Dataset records
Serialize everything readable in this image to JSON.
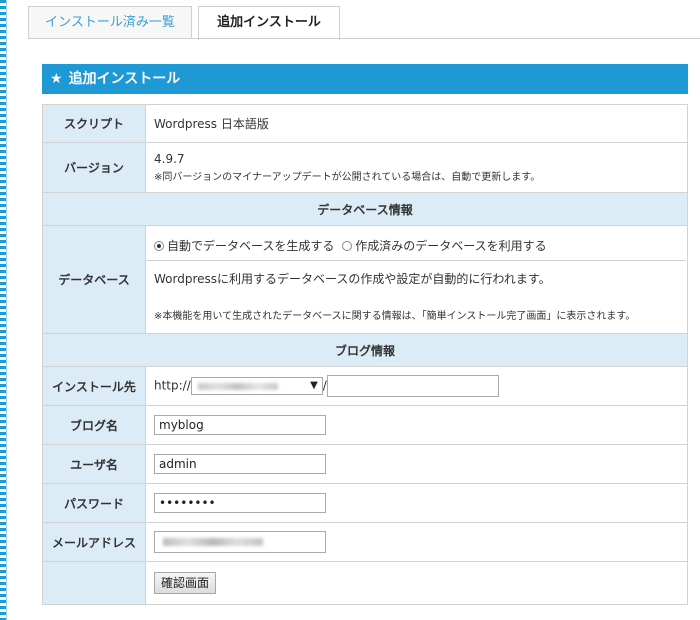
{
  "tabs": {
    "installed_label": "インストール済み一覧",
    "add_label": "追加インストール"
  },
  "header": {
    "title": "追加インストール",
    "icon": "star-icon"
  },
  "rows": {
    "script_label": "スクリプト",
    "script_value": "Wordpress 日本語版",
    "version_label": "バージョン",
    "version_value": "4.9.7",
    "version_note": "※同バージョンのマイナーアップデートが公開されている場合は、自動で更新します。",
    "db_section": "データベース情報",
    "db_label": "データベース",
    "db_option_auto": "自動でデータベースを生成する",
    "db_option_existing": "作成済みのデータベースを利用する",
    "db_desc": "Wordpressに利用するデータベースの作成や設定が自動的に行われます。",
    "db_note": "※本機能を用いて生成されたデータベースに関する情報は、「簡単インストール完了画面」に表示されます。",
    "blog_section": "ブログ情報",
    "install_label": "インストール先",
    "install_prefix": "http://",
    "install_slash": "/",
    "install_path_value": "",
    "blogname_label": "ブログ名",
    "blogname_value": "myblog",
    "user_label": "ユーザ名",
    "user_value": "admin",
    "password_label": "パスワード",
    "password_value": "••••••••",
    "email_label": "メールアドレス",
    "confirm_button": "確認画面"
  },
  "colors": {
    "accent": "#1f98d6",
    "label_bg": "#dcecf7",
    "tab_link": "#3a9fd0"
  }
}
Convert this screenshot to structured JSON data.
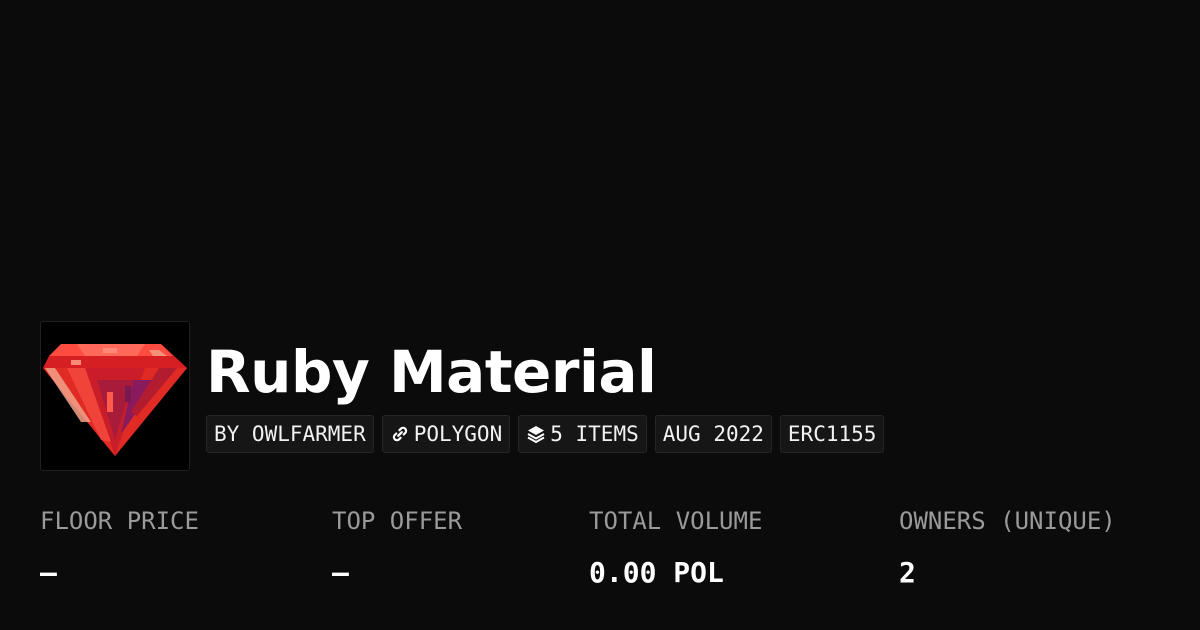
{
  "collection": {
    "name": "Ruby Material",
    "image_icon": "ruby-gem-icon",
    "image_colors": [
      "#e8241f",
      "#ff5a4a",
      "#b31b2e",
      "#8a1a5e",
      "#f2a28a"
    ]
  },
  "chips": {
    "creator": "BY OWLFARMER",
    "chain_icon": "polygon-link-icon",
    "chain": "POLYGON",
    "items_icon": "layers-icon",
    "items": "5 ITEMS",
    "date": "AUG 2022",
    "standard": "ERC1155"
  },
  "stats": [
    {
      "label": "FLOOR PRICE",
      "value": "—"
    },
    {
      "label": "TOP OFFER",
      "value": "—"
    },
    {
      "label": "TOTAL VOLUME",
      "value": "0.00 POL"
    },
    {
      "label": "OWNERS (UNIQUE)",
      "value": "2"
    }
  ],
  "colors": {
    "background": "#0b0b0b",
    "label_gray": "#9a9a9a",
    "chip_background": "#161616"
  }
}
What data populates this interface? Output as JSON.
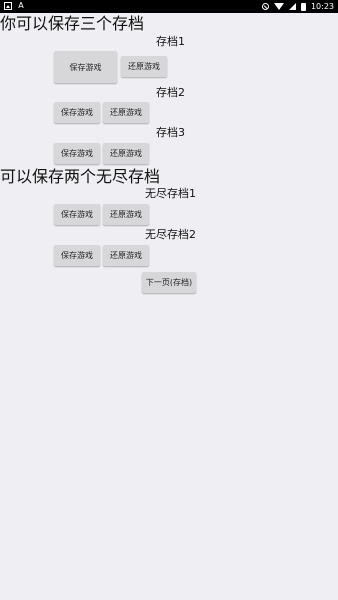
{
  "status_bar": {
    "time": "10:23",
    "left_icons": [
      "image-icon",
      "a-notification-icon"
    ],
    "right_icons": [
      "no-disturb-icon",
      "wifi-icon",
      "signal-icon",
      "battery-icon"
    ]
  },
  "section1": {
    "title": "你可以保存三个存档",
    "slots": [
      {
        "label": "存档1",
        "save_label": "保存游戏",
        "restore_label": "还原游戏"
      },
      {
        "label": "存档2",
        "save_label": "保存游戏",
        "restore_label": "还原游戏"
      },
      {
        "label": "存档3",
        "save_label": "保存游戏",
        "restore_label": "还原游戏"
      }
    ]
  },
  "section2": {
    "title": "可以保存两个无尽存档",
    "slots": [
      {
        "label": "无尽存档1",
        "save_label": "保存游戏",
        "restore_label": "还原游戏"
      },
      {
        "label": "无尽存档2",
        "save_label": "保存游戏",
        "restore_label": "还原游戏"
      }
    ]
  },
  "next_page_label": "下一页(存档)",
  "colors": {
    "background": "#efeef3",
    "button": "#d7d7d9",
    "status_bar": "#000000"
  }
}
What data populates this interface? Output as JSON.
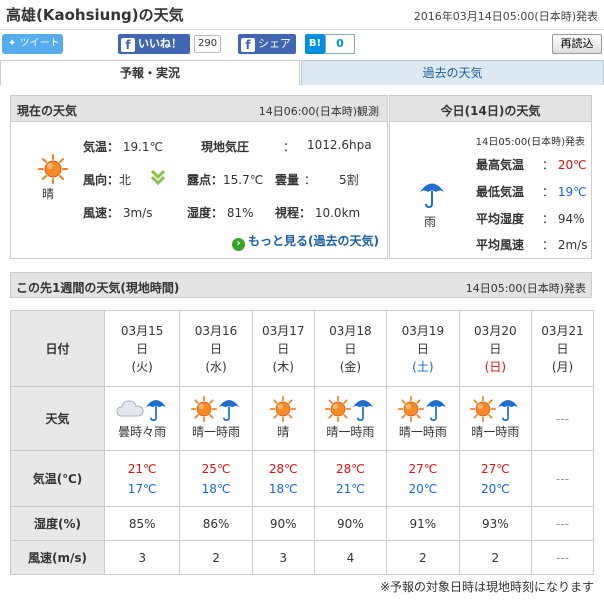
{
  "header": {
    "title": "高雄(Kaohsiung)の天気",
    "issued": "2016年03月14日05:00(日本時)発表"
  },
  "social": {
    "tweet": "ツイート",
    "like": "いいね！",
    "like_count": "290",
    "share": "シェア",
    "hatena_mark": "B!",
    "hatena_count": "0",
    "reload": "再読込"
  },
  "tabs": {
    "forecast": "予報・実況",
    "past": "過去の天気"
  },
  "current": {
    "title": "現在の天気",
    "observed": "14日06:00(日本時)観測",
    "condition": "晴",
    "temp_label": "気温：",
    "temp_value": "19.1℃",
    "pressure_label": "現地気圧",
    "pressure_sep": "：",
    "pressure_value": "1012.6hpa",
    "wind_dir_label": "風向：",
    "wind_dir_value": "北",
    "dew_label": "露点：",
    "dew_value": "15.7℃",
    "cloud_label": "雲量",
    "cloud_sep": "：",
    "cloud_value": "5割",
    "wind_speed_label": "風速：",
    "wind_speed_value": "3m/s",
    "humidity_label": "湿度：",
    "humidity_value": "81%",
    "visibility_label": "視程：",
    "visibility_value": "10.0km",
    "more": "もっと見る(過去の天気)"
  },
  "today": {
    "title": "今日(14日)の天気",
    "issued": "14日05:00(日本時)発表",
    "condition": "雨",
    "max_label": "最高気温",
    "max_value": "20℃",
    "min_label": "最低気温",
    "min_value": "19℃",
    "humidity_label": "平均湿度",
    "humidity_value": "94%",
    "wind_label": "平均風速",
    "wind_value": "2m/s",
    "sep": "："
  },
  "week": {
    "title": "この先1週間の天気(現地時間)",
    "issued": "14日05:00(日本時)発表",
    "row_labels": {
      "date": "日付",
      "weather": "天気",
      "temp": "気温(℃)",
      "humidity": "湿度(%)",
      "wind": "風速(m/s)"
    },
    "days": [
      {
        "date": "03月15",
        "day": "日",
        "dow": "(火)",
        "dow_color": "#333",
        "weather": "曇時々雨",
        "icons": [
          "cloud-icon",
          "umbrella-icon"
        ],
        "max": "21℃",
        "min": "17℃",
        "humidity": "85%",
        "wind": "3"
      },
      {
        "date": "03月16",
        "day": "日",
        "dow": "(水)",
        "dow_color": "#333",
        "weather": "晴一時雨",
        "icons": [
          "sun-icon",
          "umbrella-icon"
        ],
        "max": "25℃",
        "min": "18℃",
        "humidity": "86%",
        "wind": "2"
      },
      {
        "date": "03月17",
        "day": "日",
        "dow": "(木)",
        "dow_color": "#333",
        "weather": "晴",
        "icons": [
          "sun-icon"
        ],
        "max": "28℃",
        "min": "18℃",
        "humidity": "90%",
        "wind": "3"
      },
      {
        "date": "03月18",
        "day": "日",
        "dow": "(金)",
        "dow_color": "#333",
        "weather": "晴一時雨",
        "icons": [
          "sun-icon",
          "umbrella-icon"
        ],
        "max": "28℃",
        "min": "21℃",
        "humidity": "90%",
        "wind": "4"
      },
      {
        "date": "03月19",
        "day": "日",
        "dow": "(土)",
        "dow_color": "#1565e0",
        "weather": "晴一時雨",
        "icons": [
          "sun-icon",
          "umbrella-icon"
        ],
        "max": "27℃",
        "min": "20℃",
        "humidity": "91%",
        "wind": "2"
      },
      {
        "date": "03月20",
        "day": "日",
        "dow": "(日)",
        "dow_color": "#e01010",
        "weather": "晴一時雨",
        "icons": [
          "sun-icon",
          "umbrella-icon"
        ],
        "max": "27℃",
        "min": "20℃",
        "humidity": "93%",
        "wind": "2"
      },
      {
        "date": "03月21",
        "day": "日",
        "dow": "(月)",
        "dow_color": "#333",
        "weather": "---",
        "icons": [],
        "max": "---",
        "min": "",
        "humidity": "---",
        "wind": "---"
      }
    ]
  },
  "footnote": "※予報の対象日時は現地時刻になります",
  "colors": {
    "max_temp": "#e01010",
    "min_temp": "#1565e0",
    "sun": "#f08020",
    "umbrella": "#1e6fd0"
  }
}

Exercise details: Copy the data character for character, but drop all pictures from the copy.

Final result:
Serialize everything readable in this image to JSON.
{
  "tabs": {
    "installed_label": "インストール済み一覧",
    "add_label": "追加インストール"
  },
  "header": {
    "title": "追加インストール",
    "icon": "star-icon"
  },
  "rows": {
    "script_label": "スクリプト",
    "script_value": "Wordpress 日本語版",
    "version_label": "バージョン",
    "version_value": "4.9.7",
    "version_note": "※同バージョンのマイナーアップデートが公開されている場合は、自動で更新します。",
    "db_section": "データベース情報",
    "db_label": "データベース",
    "db_option_auto": "自動でデータベースを生成する",
    "db_option_existing": "作成済みのデータベースを利用する",
    "db_desc": "Wordpressに利用するデータベースの作成や設定が自動的に行われます。",
    "db_note": "※本機能を用いて生成されたデータベースに関する情報は、「簡単インストール完了画面」に表示されます。",
    "blog_section": "ブログ情報",
    "install_label": "インストール先",
    "install_prefix": "http://",
    "install_slash": "/",
    "install_path_value": "",
    "blogname_label": "ブログ名",
    "blogname_value": "myblog",
    "user_label": "ユーザ名",
    "user_value": "admin",
    "password_label": "パスワード",
    "password_value": "••••••••",
    "email_label": "メールアドレス",
    "confirm_button": "確認画面"
  },
  "colors": {
    "accent": "#1f98d6",
    "label_bg": "#dcecf7",
    "tab_link": "#3a9fd0"
  }
}
Convert this screenshot to structured JSON data.
{
  "collection": {
    "name": "Ruby Material",
    "image_icon": "ruby-gem-icon",
    "image_colors": [
      "#e8241f",
      "#ff5a4a",
      "#b31b2e",
      "#8a1a5e",
      "#f2a28a"
    ]
  },
  "chips": {
    "creator": "BY OWLFARMER",
    "chain_icon": "polygon-link-icon",
    "chain": "POLYGON",
    "items_icon": "layers-icon",
    "items": "5 ITEMS",
    "date": "AUG 2022",
    "standard": "ERC1155"
  },
  "stats": [
    {
      "label": "FLOOR PRICE",
      "value": "—"
    },
    {
      "label": "TOP OFFER",
      "value": "—"
    },
    {
      "label": "TOTAL VOLUME",
      "value": "0.00 POL"
    },
    {
      "label": "OWNERS (UNIQUE)",
      "value": "2"
    }
  ],
  "colors": {
    "background": "#0b0b0b",
    "label_gray": "#9a9a9a",
    "chip_background": "#161616"
  }
}
What data populates this interface? Output as JSON.
{
  "status_bar": {
    "time": "10:23",
    "left_icons": [
      "image-icon",
      "a-notification-icon"
    ],
    "right_icons": [
      "no-disturb-icon",
      "wifi-icon",
      "signal-icon",
      "battery-icon"
    ]
  },
  "section1": {
    "title": "你可以保存三个存档",
    "slots": [
      {
        "label": "存档1",
        "save_label": "保存游戏",
        "restore_label": "还原游戏"
      },
      {
        "label": "存档2",
        "save_label": "保存游戏",
        "restore_label": "还原游戏"
      },
      {
        "label": "存档3",
        "save_label": "保存游戏",
        "restore_label": "还原游戏"
      }
    ]
  },
  "section2": {
    "title": "可以保存两个无尽存档",
    "slots": [
      {
        "label": "无尽存档1",
        "save_label": "保存游戏",
        "restore_label": "还原游戏"
      },
      {
        "label": "无尽存档2",
        "save_label": "保存游戏",
        "restore_label": "还原游戏"
      }
    ]
  },
  "next_page_label": "下一页(存档)",
  "colors": {
    "background": "#efeef3",
    "button": "#d7d7d9",
    "status_bar": "#000000"
  }
}
What data populates this interface? Output as JSON.
{
  "header": {
    "title": "高雄(Kaohsiung)の天気",
    "issued": "2016年03月14日05:00(日本時)発表"
  },
  "social": {
    "tweet": "ツイート",
    "like": "いいね！",
    "like_count": "290",
    "share": "シェア",
    "hatena_mark": "B!",
    "hatena_count": "0",
    "reload": "再読込"
  },
  "tabs": {
    "forecast": "予報・実況",
    "past": "過去の天気"
  },
  "current": {
    "title": "現在の天気",
    "observed": "14日06:00(日本時)観測",
    "condition": "晴",
    "temp_label": "気温：",
    "temp_value": "19.1℃",
    "pressure_label": "現地気圧",
    "pressure_sep": "：",
    "pressure_value": "1012.6hpa",
    "wind_dir_label": "風向：",
    "wind_dir_value": "北",
    "dew_label": "露点：",
    "dew_value": "15.7℃",
    "cloud_label": "雲量",
    "cloud_sep": "：",
    "cloud_value": "5割",
    "wind_speed_label": "風速：",
    "wind_speed_value": "3m/s",
    "humidity_label": "湿度：",
    "humidity_value": "81%",
    "visibility_label": "視程：",
    "visibility_value": "10.0km",
    "more": "もっと見る(過去の天気)"
  },
  "today": {
    "title": "今日(14日)の天気",
    "issued": "14日05:00(日本時)発表",
    "condition": "雨",
    "max_label": "最高気温",
    "max_value": "20℃",
    "min_label": "最低気温",
    "min_value": "19℃",
    "humidity_label": "平均湿度",
    "humidity_value": "94%",
    "wind_label": "平均風速",
    "wind_value": "2m/s",
    "sep": "："
  },
  "week": {
    "title": "この先1週間の天気(現地時間)",
    "issued": "14日05:00(日本時)発表",
    "row_labels": {
      "date": "日付",
      "weather": "天気",
      "temp": "気温(℃)",
      "humidity": "湿度(%)",
      "wind": "風速(m/s)"
    },
    "days": [
      {
        "date": "03月15",
        "day": "日",
        "dow": "(火)",
        "dow_color": "#333",
        "weather": "曇時々雨",
        "icons": [
          "cloud-icon",
          "umbrella-icon"
        ],
        "max": "21℃",
        "min": "17℃",
        "humidity": "85%",
        "wind": "3"
      },
      {
        "date": "03月16",
        "day": "日",
        "dow": "(水)",
        "dow_color": "#333",
        "weather": "晴一時雨",
        "icons": [
          "sun-icon",
          "umbrella-icon"
        ],
        "max": "25℃",
        "min": "18℃",
        "humidity": "86%",
        "wind": "2"
      },
      {
        "date": "03月17",
        "day": "日",
        "dow": "(木)",
        "dow_color": "#333",
        "weather": "晴",
        "icons": [
          "sun-icon"
        ],
        "max": "28℃",
        "min": "18℃",
        "humidity": "90%",
        "wind": "3"
      },
      {
        "date": "03月18",
        "day": "日",
        "dow": "(金)",
        "dow_color": "#333",
        "weather": "晴一時雨",
        "icons": [
          "sun-icon",
          "umbrella-icon"
        ],
        "max": "28℃",
        "min": "21℃",
        "humidity": "90%",
        "wind": "4"
      },
      {
        "date": "03月19",
        "day": "日",
        "dow": "(土)",
        "dow_color": "#1565e0",
        "weather": "晴一時雨",
        "icons": [
          "sun-icon",
          "umbrella-icon"
        ],
        "max": "27℃",
        "min": "20℃",
        "humidity": "91%",
        "wind": "2"
      },
      {
        "date": "03月20",
        "day": "日",
        "dow": "(日)",
        "dow_color": "#e01010",
        "weather": "晴一時雨",
        "icons": [
          "sun-icon",
          "umbrella-icon"
        ],
        "max": "27℃",
        "min": "20℃",
        "humidity": "93%",
        "wind": "2"
      },
      {
        "date": "03月21",
        "day": "日",
        "dow": "(月)",
        "dow_color": "#333",
        "weather": "---",
        "icons": [],
        "max": "---",
        "min": "",
        "humidity": "---",
        "wind": "---"
      }
    ]
  },
  "footnote": "※予報の対象日時は現地時刻になります",
  "colors": {
    "max_temp": "#e01010",
    "min_temp": "#1565e0",
    "sun": "#f08020",
    "umbrella": "#1e6fd0"
  }
}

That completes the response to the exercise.